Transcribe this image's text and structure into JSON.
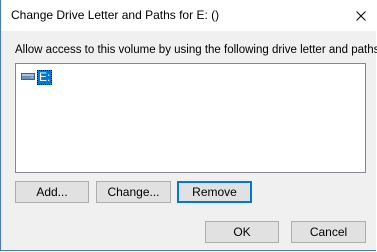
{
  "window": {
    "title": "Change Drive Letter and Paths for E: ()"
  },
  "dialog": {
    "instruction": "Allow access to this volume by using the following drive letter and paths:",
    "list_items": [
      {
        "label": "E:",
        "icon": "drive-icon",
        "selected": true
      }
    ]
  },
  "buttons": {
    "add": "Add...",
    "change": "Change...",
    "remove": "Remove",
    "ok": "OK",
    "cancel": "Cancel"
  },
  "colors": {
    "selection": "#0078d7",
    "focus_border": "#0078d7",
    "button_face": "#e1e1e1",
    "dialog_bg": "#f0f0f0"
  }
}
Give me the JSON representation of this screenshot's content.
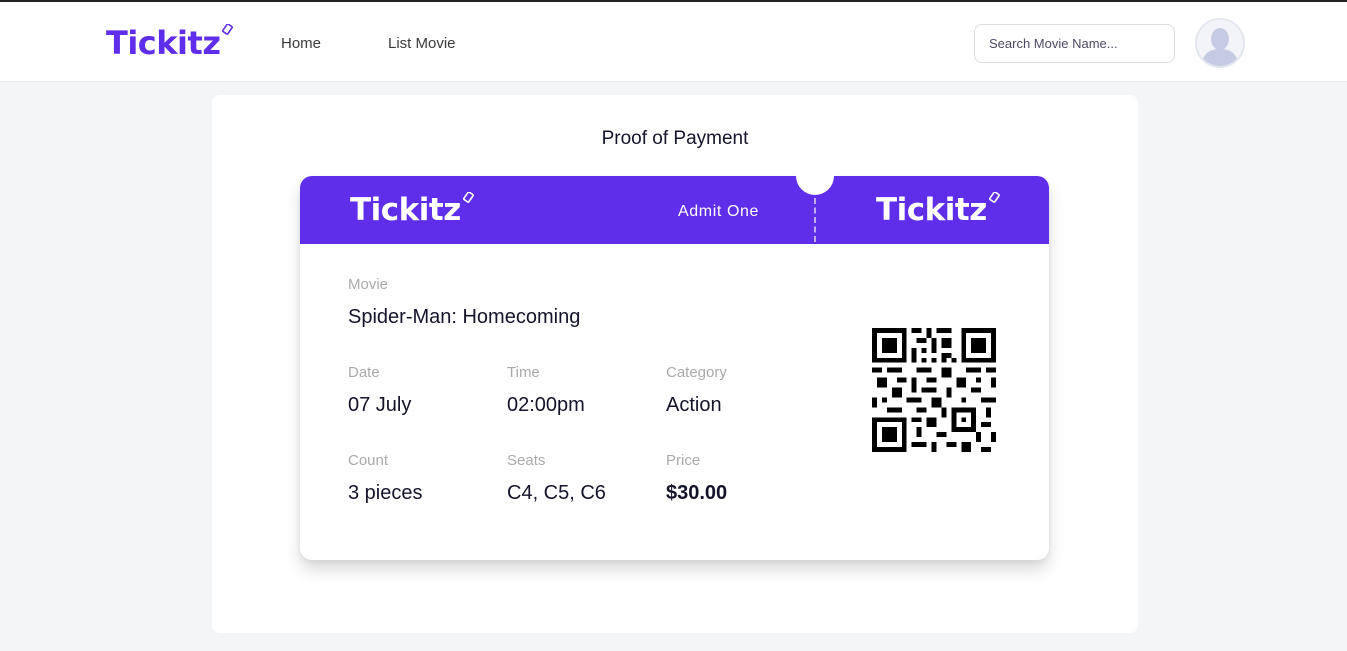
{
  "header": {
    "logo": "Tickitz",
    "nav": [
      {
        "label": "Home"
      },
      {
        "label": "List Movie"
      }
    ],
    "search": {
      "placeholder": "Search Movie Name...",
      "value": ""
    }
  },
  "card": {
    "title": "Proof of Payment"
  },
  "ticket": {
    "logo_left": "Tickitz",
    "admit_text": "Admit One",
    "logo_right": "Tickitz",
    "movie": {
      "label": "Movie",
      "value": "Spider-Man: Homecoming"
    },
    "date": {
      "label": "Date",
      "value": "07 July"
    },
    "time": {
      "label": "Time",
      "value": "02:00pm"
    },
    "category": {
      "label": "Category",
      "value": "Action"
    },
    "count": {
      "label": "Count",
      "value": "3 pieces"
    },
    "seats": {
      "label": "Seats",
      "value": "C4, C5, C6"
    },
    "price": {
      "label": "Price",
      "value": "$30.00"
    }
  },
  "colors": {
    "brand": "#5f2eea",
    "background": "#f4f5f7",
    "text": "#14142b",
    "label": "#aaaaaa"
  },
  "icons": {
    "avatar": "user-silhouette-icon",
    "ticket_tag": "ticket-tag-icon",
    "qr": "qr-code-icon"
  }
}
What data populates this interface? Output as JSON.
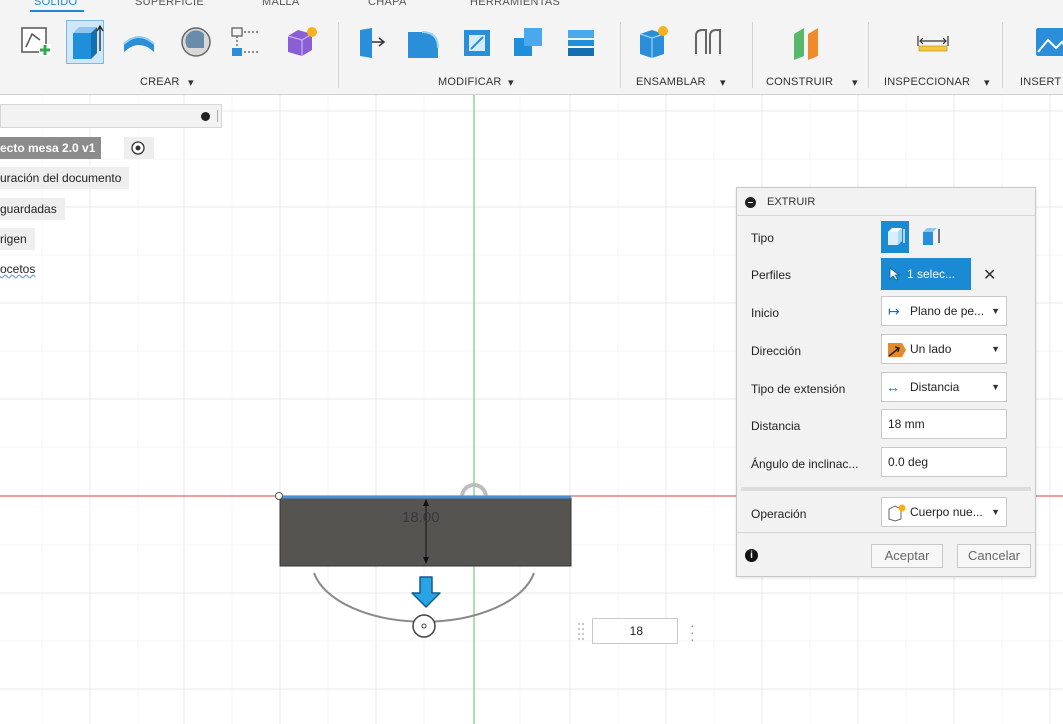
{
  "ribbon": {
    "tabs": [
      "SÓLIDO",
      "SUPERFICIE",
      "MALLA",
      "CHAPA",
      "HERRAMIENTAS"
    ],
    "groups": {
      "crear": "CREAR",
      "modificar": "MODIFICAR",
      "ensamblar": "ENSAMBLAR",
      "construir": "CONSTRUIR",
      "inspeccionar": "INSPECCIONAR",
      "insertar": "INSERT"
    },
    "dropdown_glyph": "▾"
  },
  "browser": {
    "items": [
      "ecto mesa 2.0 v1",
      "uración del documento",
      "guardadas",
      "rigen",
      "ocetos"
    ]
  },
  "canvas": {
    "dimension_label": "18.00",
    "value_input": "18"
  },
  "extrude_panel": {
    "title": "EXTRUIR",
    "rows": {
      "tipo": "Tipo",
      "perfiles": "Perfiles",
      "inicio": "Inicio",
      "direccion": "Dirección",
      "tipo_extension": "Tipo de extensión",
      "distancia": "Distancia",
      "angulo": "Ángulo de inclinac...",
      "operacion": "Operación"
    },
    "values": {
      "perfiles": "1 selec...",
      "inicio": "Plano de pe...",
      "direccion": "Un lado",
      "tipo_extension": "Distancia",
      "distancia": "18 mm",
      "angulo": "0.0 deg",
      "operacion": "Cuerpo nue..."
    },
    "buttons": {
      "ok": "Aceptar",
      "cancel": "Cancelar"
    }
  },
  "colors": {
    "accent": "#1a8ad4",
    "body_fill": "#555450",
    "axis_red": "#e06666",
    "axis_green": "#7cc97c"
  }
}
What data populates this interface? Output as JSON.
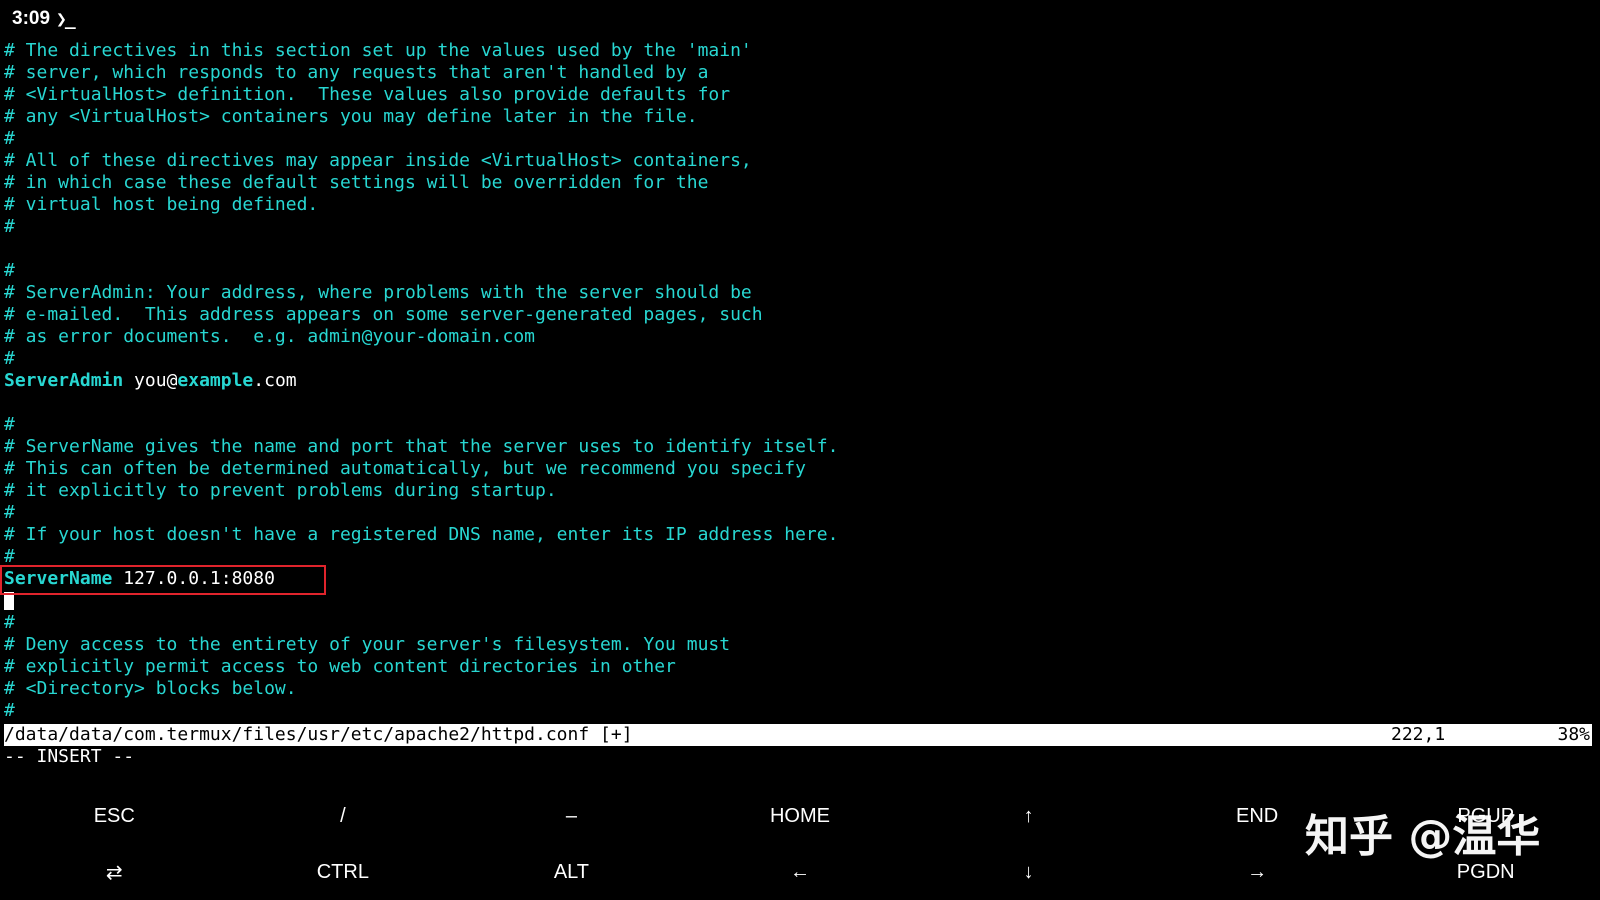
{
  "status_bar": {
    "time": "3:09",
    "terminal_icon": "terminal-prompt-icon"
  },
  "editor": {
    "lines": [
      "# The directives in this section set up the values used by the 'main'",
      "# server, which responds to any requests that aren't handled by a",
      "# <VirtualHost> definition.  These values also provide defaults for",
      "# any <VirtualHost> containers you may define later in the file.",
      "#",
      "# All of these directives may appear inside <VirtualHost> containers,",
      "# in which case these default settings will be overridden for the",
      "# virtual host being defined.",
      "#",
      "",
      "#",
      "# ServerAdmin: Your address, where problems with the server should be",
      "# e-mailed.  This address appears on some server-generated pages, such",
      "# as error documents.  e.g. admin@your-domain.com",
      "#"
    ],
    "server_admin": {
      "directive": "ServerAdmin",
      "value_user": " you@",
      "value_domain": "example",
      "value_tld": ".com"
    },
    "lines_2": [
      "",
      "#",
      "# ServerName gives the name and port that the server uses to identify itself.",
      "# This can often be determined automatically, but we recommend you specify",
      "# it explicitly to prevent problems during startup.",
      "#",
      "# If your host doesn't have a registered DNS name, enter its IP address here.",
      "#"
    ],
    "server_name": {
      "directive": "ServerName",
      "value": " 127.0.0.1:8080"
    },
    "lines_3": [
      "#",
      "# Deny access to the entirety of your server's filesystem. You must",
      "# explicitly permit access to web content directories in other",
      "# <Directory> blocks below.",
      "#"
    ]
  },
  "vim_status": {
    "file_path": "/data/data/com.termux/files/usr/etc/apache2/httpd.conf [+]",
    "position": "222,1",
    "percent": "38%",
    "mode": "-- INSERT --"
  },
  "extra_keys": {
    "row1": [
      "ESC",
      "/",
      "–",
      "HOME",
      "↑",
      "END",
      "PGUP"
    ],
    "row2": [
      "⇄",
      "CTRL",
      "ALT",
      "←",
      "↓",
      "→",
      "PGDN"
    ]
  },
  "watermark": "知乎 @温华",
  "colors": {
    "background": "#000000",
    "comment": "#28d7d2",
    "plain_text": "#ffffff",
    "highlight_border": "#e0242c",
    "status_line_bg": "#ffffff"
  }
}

+++

Task prompt >>
Copy every line that includes the string "which" from the material above.

Answer to this task >>
      "# server, which responds to any requests that aren't handled by a",
      "# in which case these default settings will be overridden for the",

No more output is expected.